==== The input ====

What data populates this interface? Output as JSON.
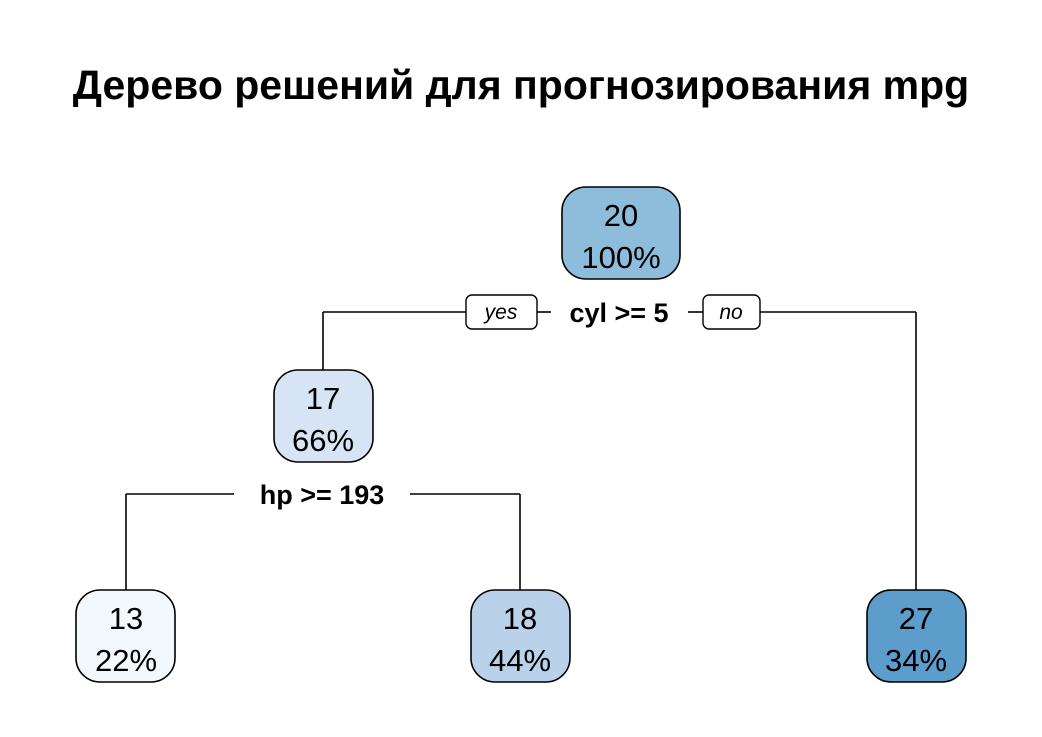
{
  "title": "Дерево решений для прогнозирования mpg",
  "tree": {
    "nodes": [
      {
        "id": "root",
        "value": "20",
        "percent": "100%",
        "fill": "#8EBDDB"
      },
      {
        "id": "left",
        "value": "17",
        "percent": "66%",
        "fill": "#D6E4F3"
      },
      {
        "id": "left-left",
        "value": "13",
        "percent": "22%",
        "fill": "#F3F8FD"
      },
      {
        "id": "left-right",
        "value": "18",
        "percent": "44%",
        "fill": "#BAD1EA"
      },
      {
        "id": "right",
        "value": "27",
        "percent": "34%",
        "fill": "#5C9DCB"
      }
    ],
    "splits": [
      {
        "id": "root-split",
        "label": "cyl >= 5",
        "yes_label": "yes",
        "no_label": "no"
      },
      {
        "id": "left-split",
        "label": "hp >= 193"
      }
    ]
  },
  "colors": {
    "edge": "#000000",
    "text": "#000000",
    "background": "#FFFFFF"
  }
}
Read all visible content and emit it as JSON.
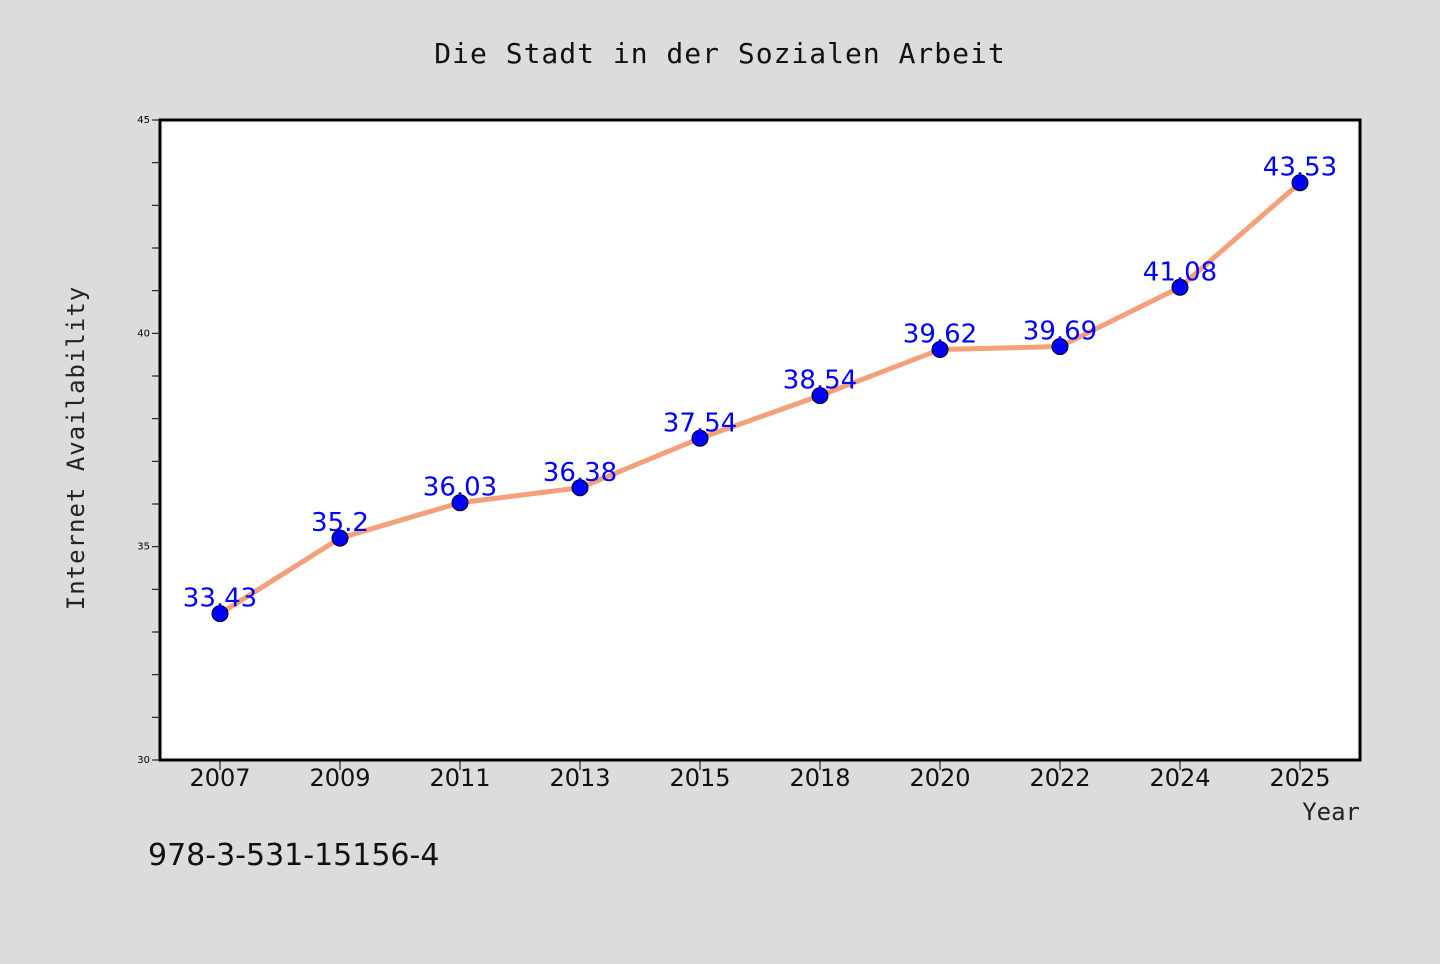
{
  "chart_data": {
    "type": "line",
    "title": "Die Stadt in der Sozialen Arbeit",
    "xlabel": "Year",
    "ylabel": "Internet Availability",
    "categories": [
      "2007",
      "2009",
      "2011",
      "2013",
      "2015",
      "2018",
      "2020",
      "2022",
      "2024",
      "2025"
    ],
    "series": [
      {
        "values": [
          33.43,
          35.2,
          36.03,
          36.38,
          37.54,
          38.54,
          39.62,
          39.69,
          41.08,
          43.53
        ],
        "line_color": "#f4a07a",
        "marker_color": "#0000ff",
        "label_color": "#0000ff"
      }
    ],
    "ylim": [
      30,
      45
    ],
    "yticks": [
      "30",
      "35",
      "40",
      "45"
    ],
    "grid": false,
    "legend": "none"
  },
  "footer": {
    "isbn": "978-3-531-15156-4"
  },
  "colors": {
    "background": "#dcdcdc",
    "plot_background": "#ffffff",
    "axis": "#000000"
  }
}
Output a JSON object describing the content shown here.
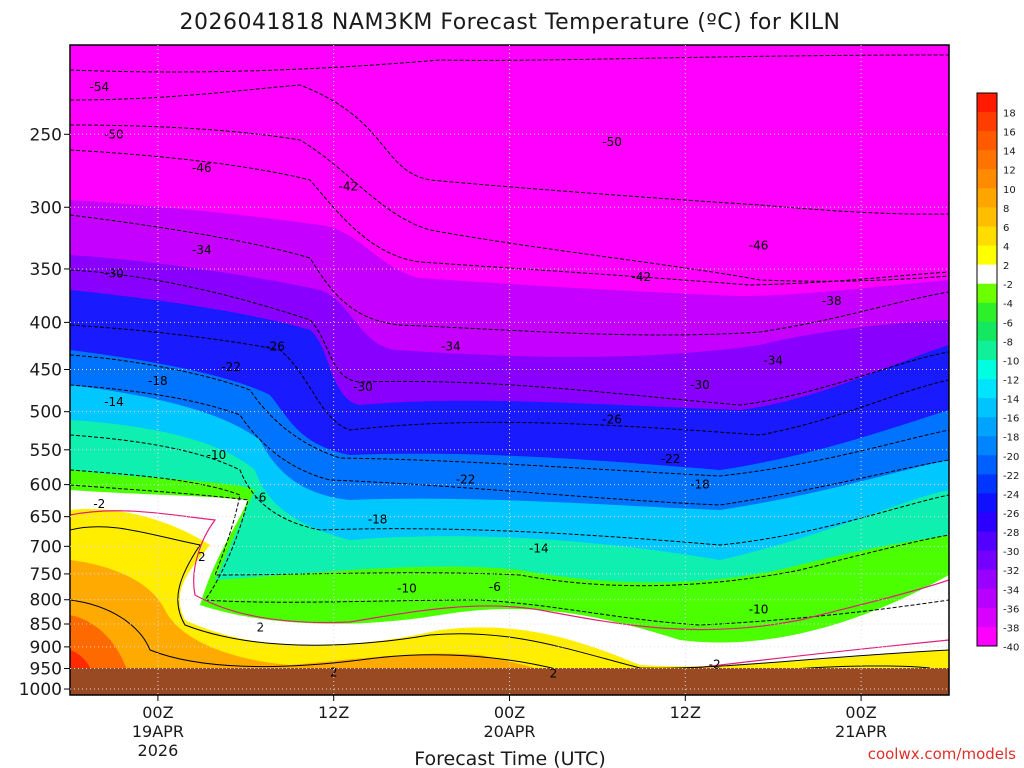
{
  "chart_data": {
    "type": "heatmap",
    "title": "2026041818 NAM3KM Forecast Temperature (ºC) for KILN",
    "xlabel": "Forecast Time (UTC)",
    "ylabel": "",
    "y_axis": {
      "quantity": "pressure (hPa)",
      "ticks": [
        250,
        300,
        350,
        400,
        450,
        500,
        550,
        600,
        650,
        700,
        750,
        800,
        850,
        900,
        950,
        1000
      ],
      "range": [
        1015,
        200
      ],
      "scale": "log"
    },
    "x_axis": {
      "range": [
        "2026-04-18 18Z",
        "2026-04-21 06Z"
      ],
      "ticks": [
        {
          "time": "2026-04-19 00Z",
          "lines": [
            "00Z",
            "19APR",
            "2026"
          ]
        },
        {
          "time": "2026-04-19 12Z",
          "lines": [
            "12Z"
          ]
        },
        {
          "time": "2026-04-20 00Z",
          "lines": [
            "00Z",
            "20APR"
          ]
        },
        {
          "time": "2026-04-20 12Z",
          "lines": [
            "12Z"
          ]
        },
        {
          "time": "2026-04-21 00Z",
          "lines": [
            "00Z",
            "21APR"
          ]
        }
      ]
    },
    "grid": true,
    "colorbar": {
      "placement": "right",
      "units": "ºC",
      "labels": [
        "18",
        "16",
        "14",
        "12",
        "10",
        "8",
        "6",
        "4",
        "2",
        "-2",
        "-4",
        "-6",
        "-8",
        "-10",
        "-12",
        "-14",
        "-16",
        "-18",
        "-20",
        "-22",
        "-24",
        "-26",
        "-28",
        "-30",
        "-32",
        "-34",
        "-36",
        "-38",
        "-40"
      ],
      "colors": [
        "#ff1a00",
        "#ff3d00",
        "#ff5a00",
        "#ff7400",
        "#ff8c00",
        "#ffa500",
        "#ffbf00",
        "#ffdd00",
        "#ffff00",
        "#ffffff",
        "#6bff00",
        "#2ef02a",
        "#13e860",
        "#0ff098",
        "#00ffe0",
        "#00e4ff",
        "#00c4ff",
        "#00a4ff",
        "#0084ff",
        "#0060ff",
        "#0034ff",
        "#1010ff",
        "#2c00ff",
        "#5200ff",
        "#7400ff",
        "#9a00ff",
        "#b800ff",
        "#d800ff",
        "#ff00ff"
      ]
    },
    "contour_labels": [
      {
        "text": "-54",
        "time": "2026-04-18 20Z",
        "p": 222
      },
      {
        "text": "-50",
        "time": "2026-04-18 21Z",
        "p": 250
      },
      {
        "text": "-46",
        "time": "2026-04-19 03Z",
        "p": 272
      },
      {
        "text": "-42",
        "time": "2026-04-19 13Z",
        "p": 285
      },
      {
        "text": "-50",
        "time": "2026-04-20 07Z",
        "p": 255
      },
      {
        "text": "-46",
        "time": "2026-04-20 17Z",
        "p": 330
      },
      {
        "text": "-42",
        "time": "2026-04-20 09Z",
        "p": 357
      },
      {
        "text": "-38",
        "time": "2026-04-20 22Z",
        "p": 379
      },
      {
        "text": "-34",
        "time": "2026-04-19 03Z",
        "p": 334
      },
      {
        "text": "-30",
        "time": "2026-04-18 21Z",
        "p": 354
      },
      {
        "text": "-34",
        "time": "2026-04-19 20Z",
        "p": 425
      },
      {
        "text": "-34",
        "time": "2026-04-20 18Z",
        "p": 440
      },
      {
        "text": "-26",
        "time": "2026-04-19 08Z",
        "p": 425
      },
      {
        "text": "-22",
        "time": "2026-04-19 05Z",
        "p": 447
      },
      {
        "text": "-18",
        "time": "2026-04-19 00Z",
        "p": 463
      },
      {
        "text": "-14",
        "time": "2026-04-18 21Z",
        "p": 488
      },
      {
        "text": "-30",
        "time": "2026-04-19 14Z",
        "p": 470
      },
      {
        "text": "-30",
        "time": "2026-04-20 13Z",
        "p": 468
      },
      {
        "text": "-26",
        "time": "2026-04-20 07Z",
        "p": 510
      },
      {
        "text": "-22",
        "time": "2026-04-20 11Z",
        "p": 563
      },
      {
        "text": "-18",
        "time": "2026-04-20 13Z",
        "p": 600
      },
      {
        "text": "-22",
        "time": "2026-04-19 21Z",
        "p": 592
      },
      {
        "text": "-10",
        "time": "2026-04-19 04Z",
        "p": 557
      },
      {
        "text": "-6",
        "time": "2026-04-19 07Z",
        "p": 620
      },
      {
        "text": "-2",
        "time": "2026-04-18 20Z",
        "p": 630
      },
      {
        "text": "-18",
        "time": "2026-04-19 15Z",
        "p": 655
      },
      {
        "text": "-14",
        "time": "2026-04-20 02Z",
        "p": 704
      },
      {
        "text": "-10",
        "time": "2026-04-19 17Z",
        "p": 778
      },
      {
        "text": "-6",
        "time": "2026-04-19 23Z",
        "p": 775
      },
      {
        "text": "-10",
        "time": "2026-04-20 17Z",
        "p": 820
      },
      {
        "text": "2",
        "time": "2026-04-19 03Z",
        "p": 719
      },
      {
        "text": "2",
        "time": "2026-04-19 07Z",
        "p": 857
      },
      {
        "text": "2",
        "time": "2026-04-19 12Z",
        "p": 960
      },
      {
        "text": "2",
        "time": "2026-04-20 03Z",
        "p": 962
      },
      {
        "text": "-2",
        "time": "2026-04-20 14Z",
        "p": 940
      }
    ]
  },
  "credit": "coolwx.com/models"
}
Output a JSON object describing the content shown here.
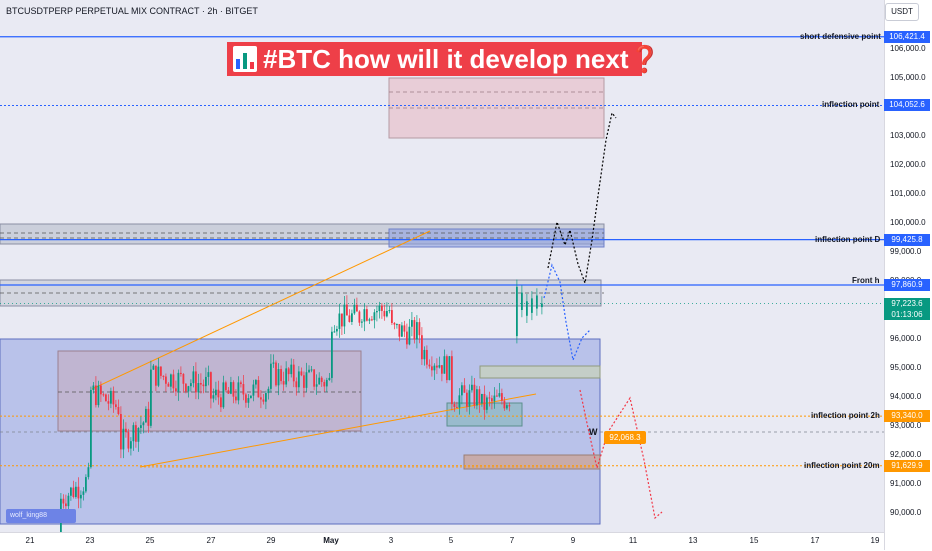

====

• [Direction]: All of the lines above should be retyped precisely, apart from the pictures.

• [Exercise response]:
What data populates this interface? Output as JSON.
{
  "title": "Дерево решений для прогнозирования mpg",
  "tree": {
    "nodes": [
      {
        "id": "root",
        "value": "20",
        "percent": "100%",
        "fill": "#8EBDDB"
      },
      {
        "id": "left",
        "value": "17",
        "percent": "66%",
        "fill": "#D6E4F3"
      },
      {
        "id": "left-left",
        "value": "13",
        "percent": "22%",
        "fill": "#F3F8FD"
      },
      {
        "id": "left-right",
        "value": "18",
        "percent": "44%",
        "fill": "#BAD1EA"
      },
      {
        "id": "right",
        "value": "27",
        "percent": "34%",
        "fill": "#5C9DCB"
      }
    ],
    "splits": [
      {
        "id": "root-split",
        "label": "cyl >= 5",
        "yes_label": "yes",
        "no_label": "no"
      },
      {
        "id": "left-split",
        "label": "hp >= 193"
      }
    ]
  },
  "colors": {
    "edge": "#000000",
    "text": "#000000",
    "background": "#FFFFFF"
  }
}
Read all visible content and emit it as JSON.
{
  "chart_data": {
    "type": "line",
    "title": "Die Stadt in der Sozialen Arbeit",
    "xlabel": "Year",
    "ylabel": "Internet Availability",
    "categories": [
      "2007",
      "2009",
      "2011",
      "2013",
      "2015",
      "2018",
      "2020",
      "2022",
      "2024",
      "2025"
    ],
    "series": [
      {
        "values": [
          33.43,
          35.2,
          36.03,
          36.38,
          37.54,
          38.54,
          39.62,
          39.69,
          41.08,
          43.53
        ],
        "line_color": "#f4a07a",
        "marker_color": "#0000ff",
        "label_color": "#0000ff"
      }
    ],
    "ylim": [
      30,
      45
    ],
    "yticks": [
      "30",
      "35",
      "40",
      "45"
    ],
    "grid": false,
    "legend": "none"
  },
  "footer": {
    "isbn": "978-3-531-15156-4"
  },
  "colors": {
    "background": "#dcdcdc",
    "plot_background": "#ffffff",
    "axis": "#000000"
  }
}
Output a JSON object describing the content shown here.
{
  "chart_data": {
    "type": "heatmap",
    "title": "2026041818 NAM3KM Forecast Temperature (ºC) for KILN",
    "xlabel": "Forecast Time (UTC)",
    "ylabel": "",
    "y_axis": {
      "quantity": "pressure (hPa)",
      "ticks": [
        250,
        300,
        350,
        400,
        450,
        500,
        550,
        600,
        650,
        700,
        750,
        800,
        850,
        900,
        950,
        1000
      ],
      "range": [
        1015,
        200
      ],
      "scale": "log"
    },
    "x_axis": {
      "range": [
        "2026-04-18 18Z",
        "2026-04-21 06Z"
      ],
      "ticks": [
        {
          "time": "2026-04-19 00Z",
          "lines": [
            "00Z",
            "19APR",
            "2026"
          ]
        },
        {
          "time": "2026-04-19 12Z",
          "lines": [
            "12Z"
          ]
        },
        {
          "time": "2026-04-20 00Z",
          "lines": [
            "00Z",
            "20APR"
          ]
        },
        {
          "time": "2026-04-20 12Z",
          "lines": [
            "12Z"
          ]
        },
        {
          "time": "2026-04-21 00Z",
          "lines": [
            "00Z",
            "21APR"
          ]
        }
      ]
    },
    "grid": true,
    "colorbar": {
      "placement": "right",
      "units": "ºC",
      "labels": [
        "18",
        "16",
        "14",
        "12",
        "10",
        "8",
        "6",
        "4",
        "2",
        "-2",
        "-4",
        "-6",
        "-8",
        "-10",
        "-12",
        "-14",
        "-16",
        "-18",
        "-20",
        "-22",
        "-24",
        "-26",
        "-28",
        "-30",
        "-32",
        "-34",
        "-36",
        "-38",
        "-40"
      ],
      "colors": [
        "#ff1a00",
        "#ff3d00",
        "#ff5a00",
        "#ff7400",
        "#ff8c00",
        "#ffa500",
        "#ffbf00",
        "#ffdd00",
        "#ffff00",
        "#ffffff",
        "#6bff00",
        "#2ef02a",
        "#13e860",
        "#0ff098",
        "#00ffe0",
        "#00e4ff",
        "#00c4ff",
        "#00a4ff",
        "#0084ff",
        "#0060ff",
        "#0034ff",
        "#1010ff",
        "#2c00ff",
        "#5200ff",
        "#7400ff",
        "#9a00ff",
        "#b800ff",
        "#d800ff",
        "#ff00ff"
      ]
    },
    "contour_labels": [
      {
        "text": "-54",
        "time": "2026-04-18 20Z",
        "p": 222
      },
      {
        "text": "-50",
        "time": "2026-04-18 21Z",
        "p": 250
      },
      {
        "text": "-46",
        "time": "2026-04-19 03Z",
        "p": 272
      },
      {
        "text": "-42",
        "time": "2026-04-19 13Z",
        "p": 285
      },
      {
        "text": "-50",
        "time": "2026-04-20 07Z",
        "p": 255
      },
      {
        "text": "-46",
        "time": "2026-04-20 17Z",
        "p": 330
      },
      {
        "text": "-42",
        "time": "2026-04-20 09Z",
        "p": 357
      },
      {
        "text": "-38",
        "time": "2026-04-20 22Z",
        "p": 379
      },
      {
        "text": "-34",
        "time": "2026-04-19 03Z",
        "p": 334
      },
      {
        "text": "-30",
        "time": "2026-04-18 21Z",
        "p": 354
      },
      {
        "text": "-34",
        "time": "2026-04-19 20Z",
        "p": 425
      },
      {
        "text": "-34",
        "time": "2026-04-20 18Z",
        "p": 440
      },
      {
        "text": "-26",
        "time": "2026-04-19 08Z",
        "p": 425
      },
      {
        "text": "-22",
        "time": "2026-04-19 05Z",
        "p": 447
      },
      {
        "text": "-18",
        "time": "2026-04-19 00Z",
        "p": 463
      },
      {
        "text": "-14",
        "time": "2026-04-18 21Z",
        "p": 488
      },
      {
        "text": "-30",
        "time": "2026-04-19 14Z",
        "p": 470
      },
      {
        "text": "-30",
        "time": "2026-04-20 13Z",
        "p": 468
      },
      {
        "text": "-26",
        "time": "2026-04-20 07Z",
        "p": 510
      },
      {
        "text": "-22",
        "time": "2026-04-20 11Z",
        "p": 563
      },
      {
        "text": "-18",
        "time": "2026-04-20 13Z",
        "p": 600
      },
      {
        "text": "-22",
        "time": "2026-04-19 21Z",
        "p": 592
      },
      {
        "text": "-10",
        "time": "2026-04-19 04Z",
        "p": 557
      },
      {
        "text": "-6",
        "time": "2026-04-19 07Z",
        "p": 620
      },
      {
        "text": "-2",
        "time": "2026-04-18 20Z",
        "p": 630
      },
      {
        "text": "-18",
        "time": "2026-04-19 15Z",
        "p": 655
      },
      {
        "text": "-14",
        "time": "2026-04-20 02Z",
        "p": 704
      },
      {
        "text": "-10",
        "time": "2026-04-19 17Z",
        "p": 778
      },
      {
        "text": "-6",
        "time": "2026-04-19 23Z",
        "p": 775
      },
      {
        "text": "-10",
        "time": "2026-04-20 17Z",
        "p": 820
      },
      {
        "text": "2",
        "time": "2026-04-19 03Z",
        "p": 719
      },
      {
        "text": "2",
        "time": "2026-04-19 07Z",
        "p": 857
      },
      {
        "text": "2",
        "time": "2026-04-19 12Z",
        "p": 960
      },
      {
        "text": "2",
        "time": "2026-04-20 03Z",
        "p": 962
      },
      {
        "text": "-2",
        "time": "2026-04-20 14Z",
        "p": 940
      }
    ]
  },
  "credit": "coolwx.com/models"
}
Output a JSON object describing the content shown here.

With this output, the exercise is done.